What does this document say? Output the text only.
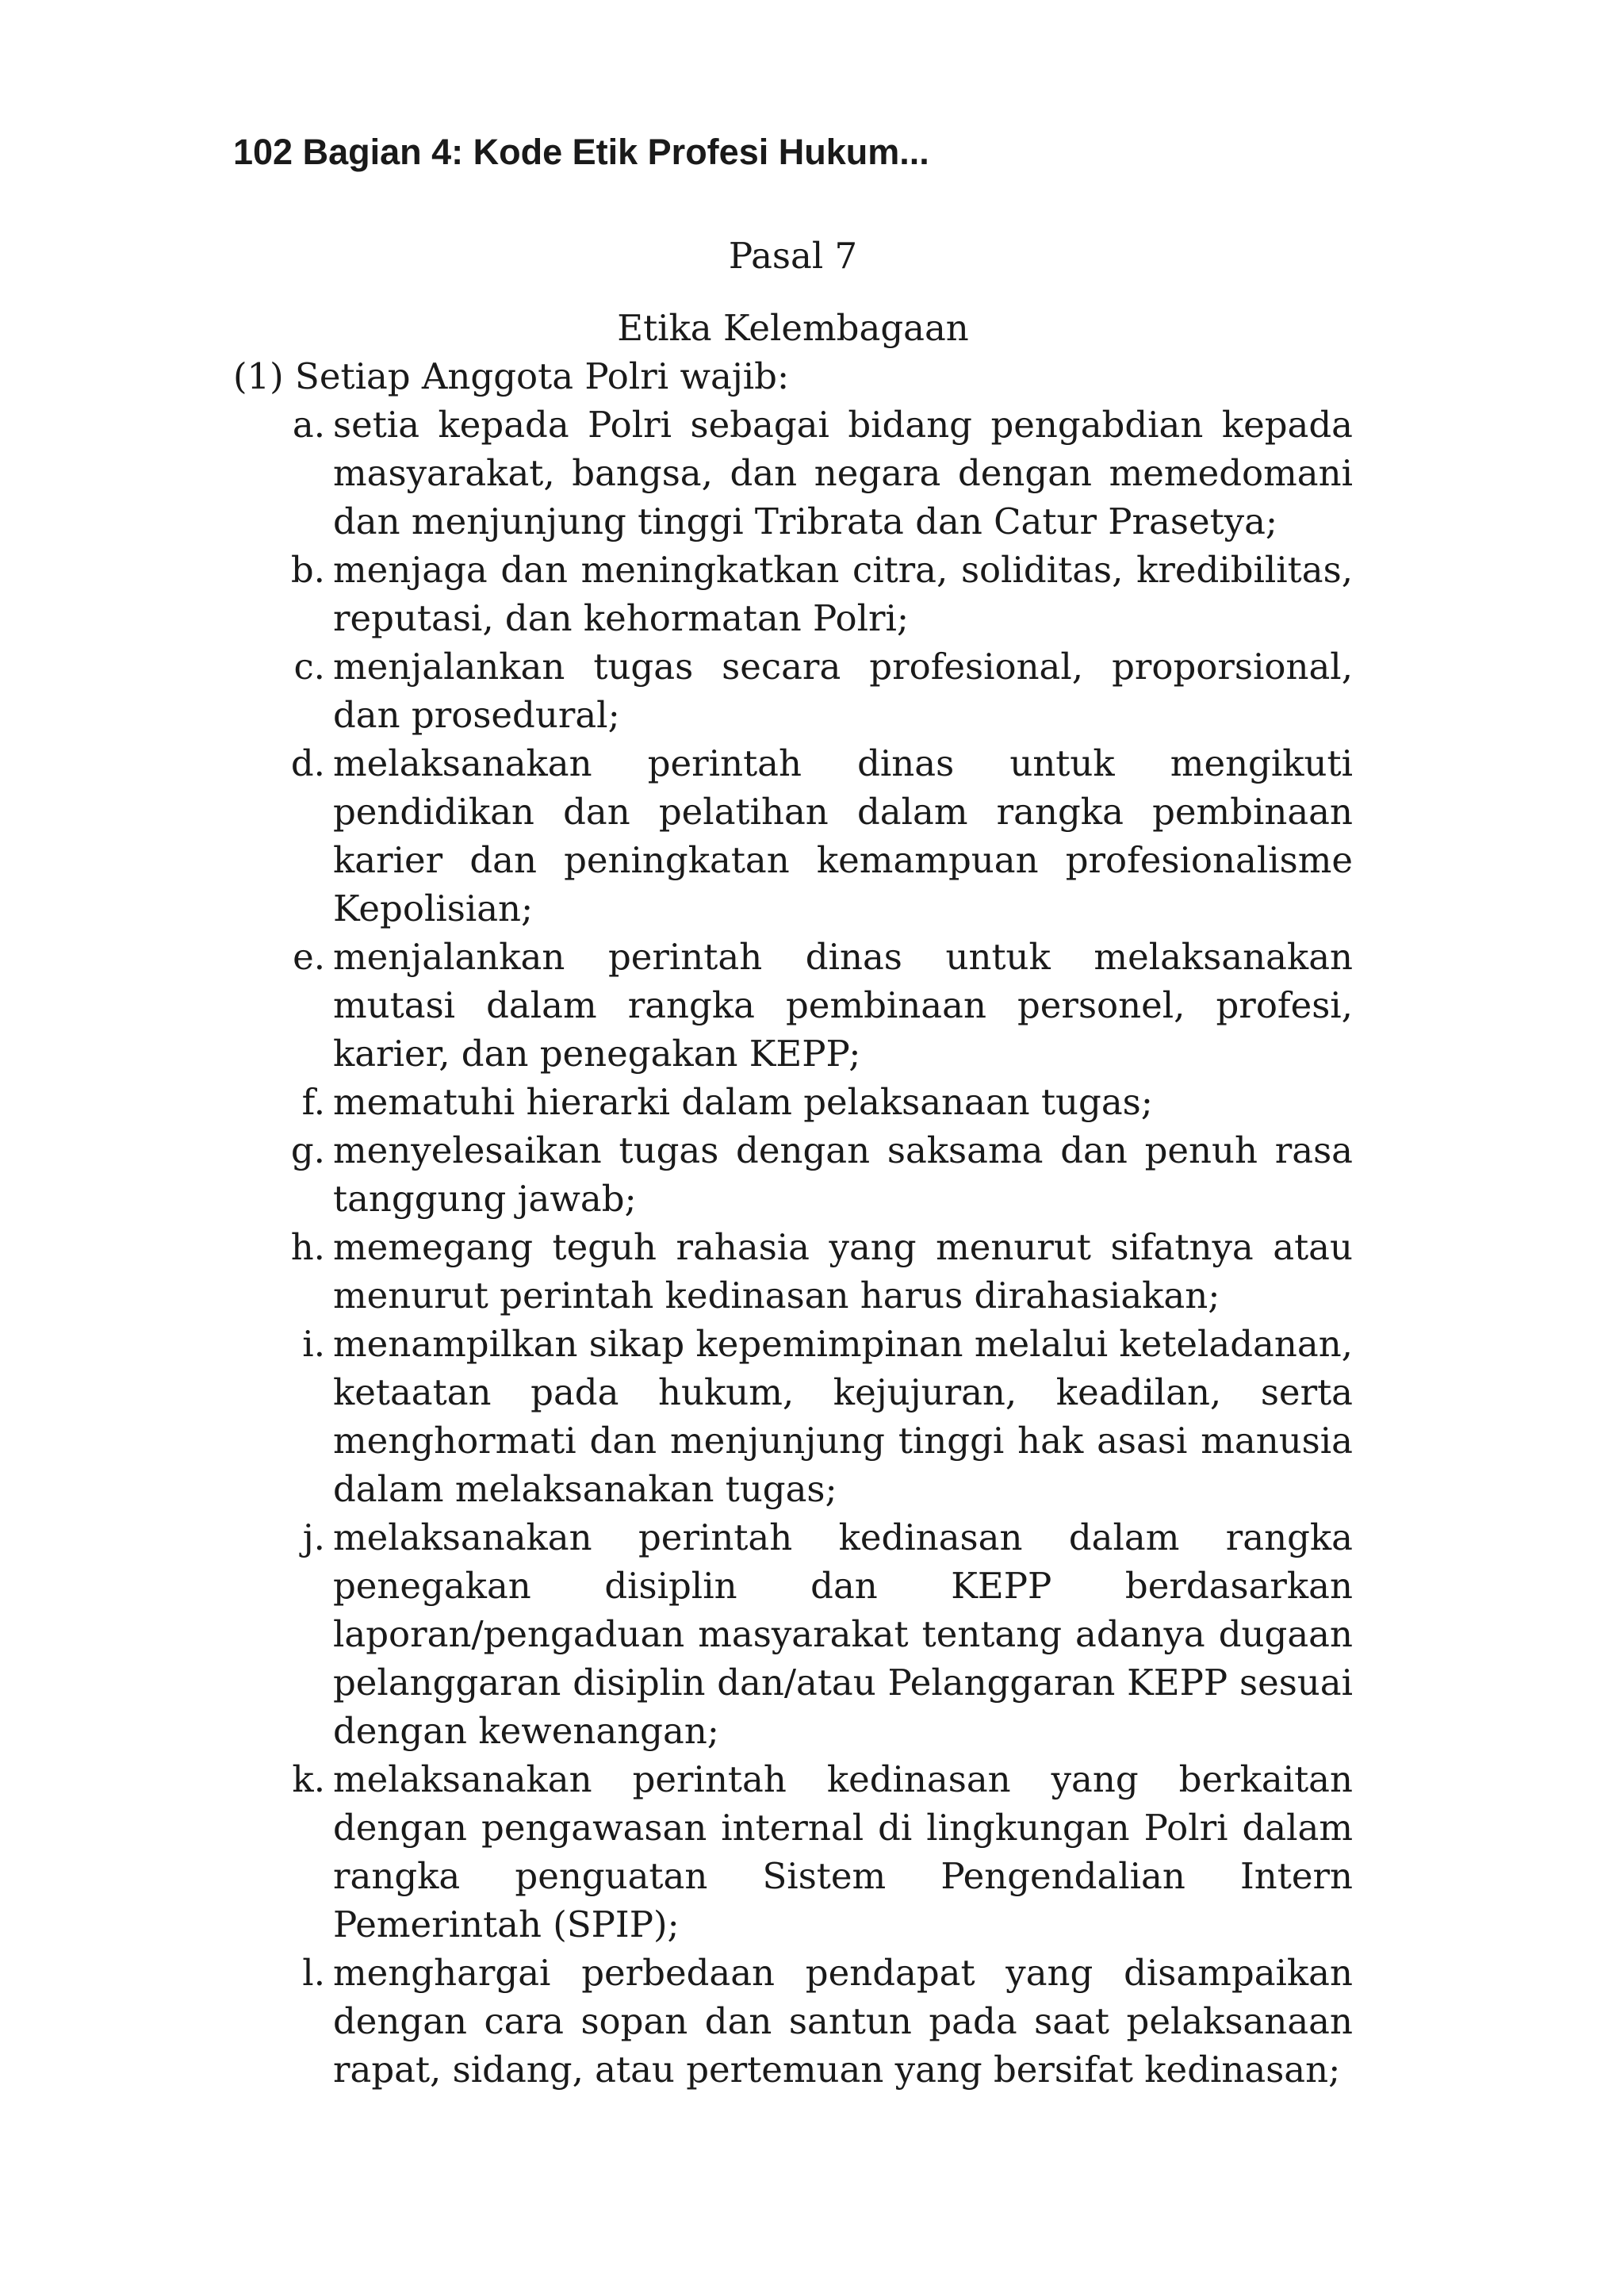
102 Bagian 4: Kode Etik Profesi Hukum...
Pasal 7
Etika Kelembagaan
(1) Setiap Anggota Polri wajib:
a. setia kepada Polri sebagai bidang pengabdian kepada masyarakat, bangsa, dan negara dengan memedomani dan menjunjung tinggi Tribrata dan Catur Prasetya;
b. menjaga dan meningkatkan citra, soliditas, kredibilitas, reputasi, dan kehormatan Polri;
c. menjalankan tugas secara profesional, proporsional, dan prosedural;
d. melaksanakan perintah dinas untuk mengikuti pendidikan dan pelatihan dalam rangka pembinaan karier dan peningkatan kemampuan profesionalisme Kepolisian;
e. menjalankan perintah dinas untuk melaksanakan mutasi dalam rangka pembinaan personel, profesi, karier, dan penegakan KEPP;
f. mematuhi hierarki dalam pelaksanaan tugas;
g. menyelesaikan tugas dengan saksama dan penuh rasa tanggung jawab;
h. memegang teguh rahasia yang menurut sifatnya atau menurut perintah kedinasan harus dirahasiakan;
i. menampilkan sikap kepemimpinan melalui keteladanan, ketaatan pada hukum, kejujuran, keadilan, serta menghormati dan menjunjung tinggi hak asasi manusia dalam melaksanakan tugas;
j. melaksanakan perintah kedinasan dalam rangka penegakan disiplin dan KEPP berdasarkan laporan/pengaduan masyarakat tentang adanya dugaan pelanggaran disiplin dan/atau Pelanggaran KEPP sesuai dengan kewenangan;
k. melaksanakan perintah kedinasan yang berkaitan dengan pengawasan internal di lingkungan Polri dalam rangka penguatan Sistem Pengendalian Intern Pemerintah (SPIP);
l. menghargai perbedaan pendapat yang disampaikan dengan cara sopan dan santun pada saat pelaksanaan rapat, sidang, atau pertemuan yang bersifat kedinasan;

-- Exercise prompt --
All lines above containing the string "masyarakat" are to be collected.

-- Answer below --
a. setia kepada Polri sebagai bidang pengabdian kepada masyarakat, bangsa, dan negara dengan memedomani dan menjunjung tinggi Tribrata dan Catur Prasetya;
j. melaksanakan perintah kedinasan dalam rangka penegakan disiplin dan KEPP berdasarkan laporan/pengaduan masyarakat tentang adanya dugaan pelanggaran disiplin dan/atau Pelanggaran KEPP sesuai dengan kewenangan;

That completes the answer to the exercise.